◆ Goal of the exercise:
Make an exact copy of the lines below.

◆ Records that describe figures:

########################################

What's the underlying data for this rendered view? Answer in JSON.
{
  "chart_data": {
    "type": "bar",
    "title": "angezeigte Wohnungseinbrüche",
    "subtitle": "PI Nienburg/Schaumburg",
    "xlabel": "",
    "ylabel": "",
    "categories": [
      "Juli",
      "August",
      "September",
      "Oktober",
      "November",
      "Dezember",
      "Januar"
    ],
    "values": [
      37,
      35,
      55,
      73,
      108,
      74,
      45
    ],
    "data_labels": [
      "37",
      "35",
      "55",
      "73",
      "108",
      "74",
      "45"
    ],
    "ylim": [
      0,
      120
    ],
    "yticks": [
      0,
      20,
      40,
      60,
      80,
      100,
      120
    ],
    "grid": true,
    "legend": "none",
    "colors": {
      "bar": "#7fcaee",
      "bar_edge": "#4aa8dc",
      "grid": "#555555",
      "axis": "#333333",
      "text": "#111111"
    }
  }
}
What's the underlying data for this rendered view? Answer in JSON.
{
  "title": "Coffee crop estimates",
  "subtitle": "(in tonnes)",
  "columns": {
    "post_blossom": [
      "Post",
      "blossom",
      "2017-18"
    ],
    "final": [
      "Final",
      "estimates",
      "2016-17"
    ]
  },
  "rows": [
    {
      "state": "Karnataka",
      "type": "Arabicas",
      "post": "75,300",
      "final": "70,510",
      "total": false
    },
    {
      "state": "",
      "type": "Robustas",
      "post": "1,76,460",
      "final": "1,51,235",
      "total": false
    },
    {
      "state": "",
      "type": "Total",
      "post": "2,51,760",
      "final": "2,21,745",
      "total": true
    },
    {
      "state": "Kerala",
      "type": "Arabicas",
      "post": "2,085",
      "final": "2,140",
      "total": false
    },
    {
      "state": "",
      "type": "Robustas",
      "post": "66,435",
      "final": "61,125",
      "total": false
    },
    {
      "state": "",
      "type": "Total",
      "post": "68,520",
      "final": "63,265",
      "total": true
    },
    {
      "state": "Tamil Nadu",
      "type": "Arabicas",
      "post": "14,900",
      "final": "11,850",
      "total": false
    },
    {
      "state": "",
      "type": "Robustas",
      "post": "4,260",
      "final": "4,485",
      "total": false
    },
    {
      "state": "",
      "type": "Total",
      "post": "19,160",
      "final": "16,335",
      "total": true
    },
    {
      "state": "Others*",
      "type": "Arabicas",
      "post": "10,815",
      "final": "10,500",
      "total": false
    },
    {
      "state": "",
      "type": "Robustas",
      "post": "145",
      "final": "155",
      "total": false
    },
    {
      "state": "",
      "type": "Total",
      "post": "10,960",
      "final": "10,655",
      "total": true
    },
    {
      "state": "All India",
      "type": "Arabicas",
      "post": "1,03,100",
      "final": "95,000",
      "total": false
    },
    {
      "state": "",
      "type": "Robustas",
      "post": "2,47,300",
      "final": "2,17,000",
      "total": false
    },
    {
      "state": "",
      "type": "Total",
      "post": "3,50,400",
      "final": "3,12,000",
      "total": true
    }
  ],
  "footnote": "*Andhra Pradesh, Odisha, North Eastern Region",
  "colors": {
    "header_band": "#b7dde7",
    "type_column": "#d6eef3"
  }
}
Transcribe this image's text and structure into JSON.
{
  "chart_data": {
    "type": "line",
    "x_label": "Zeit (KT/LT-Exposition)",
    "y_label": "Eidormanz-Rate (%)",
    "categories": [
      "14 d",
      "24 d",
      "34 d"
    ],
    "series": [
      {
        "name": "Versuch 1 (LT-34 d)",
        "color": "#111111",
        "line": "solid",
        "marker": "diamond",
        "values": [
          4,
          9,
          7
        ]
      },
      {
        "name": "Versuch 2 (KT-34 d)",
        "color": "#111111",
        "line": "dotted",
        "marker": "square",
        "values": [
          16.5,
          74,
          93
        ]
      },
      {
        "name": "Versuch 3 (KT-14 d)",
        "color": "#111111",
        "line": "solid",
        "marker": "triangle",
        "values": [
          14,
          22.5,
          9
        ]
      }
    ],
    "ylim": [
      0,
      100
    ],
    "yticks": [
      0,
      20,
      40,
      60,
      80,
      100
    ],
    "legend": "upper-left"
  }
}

########################################

◆ Result below:
What's the underlying data for this rendered view? Answer in JSON.
{
  "chart_data": {
    "type": "bar",
    "title": "angezeigte Wohnungseinbrüche",
    "subtitle": "PI Nienburg/Schaumburg",
    "xlabel": "",
    "ylabel": "",
    "categories": [
      "Juli",
      "August",
      "September",
      "Oktober",
      "November",
      "Dezember",
      "Januar"
    ],
    "values": [
      37,
      35,
      55,
      73,
      108,
      74,
      45
    ],
    "data_labels": [
      "37",
      "35",
      "55",
      "73",
      "108",
      "74",
      "45"
    ],
    "ylim": [
      0,
      120
    ],
    "yticks": [
      0,
      20,
      40,
      60,
      80,
      100,
      120
    ],
    "grid": true,
    "legend": "none",
    "colors": {
      "bar": "#7fcaee",
      "bar_edge": "#4aa8dc",
      "grid": "#555555",
      "axis": "#333333",
      "text": "#111111"
    }
  }
}
What's the underlying data for this rendered view? Answer in JSON.
{
  "title": "Coffee crop estimates",
  "subtitle": "(in tonnes)",
  "columns": {
    "post_blossom": [
      "Post",
      "blossom",
      "2017-18"
    ],
    "final": [
      "Final",
      "estimates",
      "2016-17"
    ]
  },
  "rows": [
    {
      "state": "Karnataka",
      "type": "Arabicas",
      "post": "75,300",
      "final": "70,510",
      "total": false
    },
    {
      "state": "",
      "type": "Robustas",
      "post": "1,76,460",
      "final": "1,51,235",
      "total": false
    },
    {
      "state": "",
      "type": "Total",
      "post": "2,51,760",
      "final": "2,21,745",
      "total": true
    },
    {
      "state": "Kerala",
      "type": "Arabicas",
      "post": "2,085",
      "final": "2,140",
      "total": false
    },
    {
      "state": "",
      "type": "Robustas",
      "post": "66,435",
      "final": "61,125",
      "total": false
    },
    {
      "state": "",
      "type": "Total",
      "post": "68,520",
      "final": "63,265",
      "total": true
    },
    {
      "state": "Tamil Nadu",
      "type": "Arabicas",
      "post": "14,900",
      "final": "11,850",
      "total": false
    },
    {
      "state": "",
      "type": "Robustas",
      "post": "4,260",
      "final": "4,485",
      "total": false
    },
    {
      "state": "",
      "type": "Total",
      "post": "19,160",
      "final": "16,335",
      "total": true
    },
    {
      "state": "Others*",
      "type": "Arabicas",
      "post": "10,815",
      "final": "10,500",
      "total": false
    },
    {
      "state": "",
      "type": "Robustas",
      "post": "145",
      "final": "155",
      "total": false
    },
    {
      "state": "",
      "type": "Total",
      "post": "10,960",
      "final": "10,655",
      "total": true
    },
    {
      "state": "All India",
      "type": "Arabicas",
      "post": "1,03,100",
      "final": "95,000",
      "total": false
    },
    {
      "state": "",
      "type": "Robustas",
      "post": "2,47,300",
      "final": "2,17,000",
      "total": false
    },
    {
      "state": "",
      "type": "Total",
      "post": "3,50,400",
      "final": "3,12,000",
      "total": true
    }
  ],
  "footnote": "*Andhra Pradesh, Odisha, North Eastern Region",
  "colors": {
    "header_band": "#b7dde7",
    "type_column": "#d6eef3"
  }
}
Transcribe this image's text and structure into JSON.
{
  "chart_data": {
    "type": "line",
    "x_label": "Zeit (KT/LT-Exposition)",
    "y_label": "Eidormanz-Rate (%)",
    "categories": [
      "14 d",
      "24 d",
      "34 d"
    ],
    "series": [
      {
        "name": "Versuch 1 (LT-34 d)",
        "color": "#111111",
        "line": "solid",
        "marker": "diamond",
        "values": [
          4,
          9,
          7
        ]
      },
      {
        "name": "Versuch 2 (KT-34 d)",
        "color": "#111111",
        "line": "dotted",
        "marker": "square",
        "values": [
          16.5,
          74,
          93
        ]
      },
      {
        "name": "Versuch 3 (KT-14 d)",
        "color": "#111111",
        "line": "solid",
        "marker": "triangle",
        "values": [
          14,
          22.5,
          9
        ]
      }
    ],
    "ylim": [
      0,
      100
    ],
    "yticks": [
      0,
      20,
      40,
      60,
      80,
      100
    ],
    "legend": "upper-left"
  }
}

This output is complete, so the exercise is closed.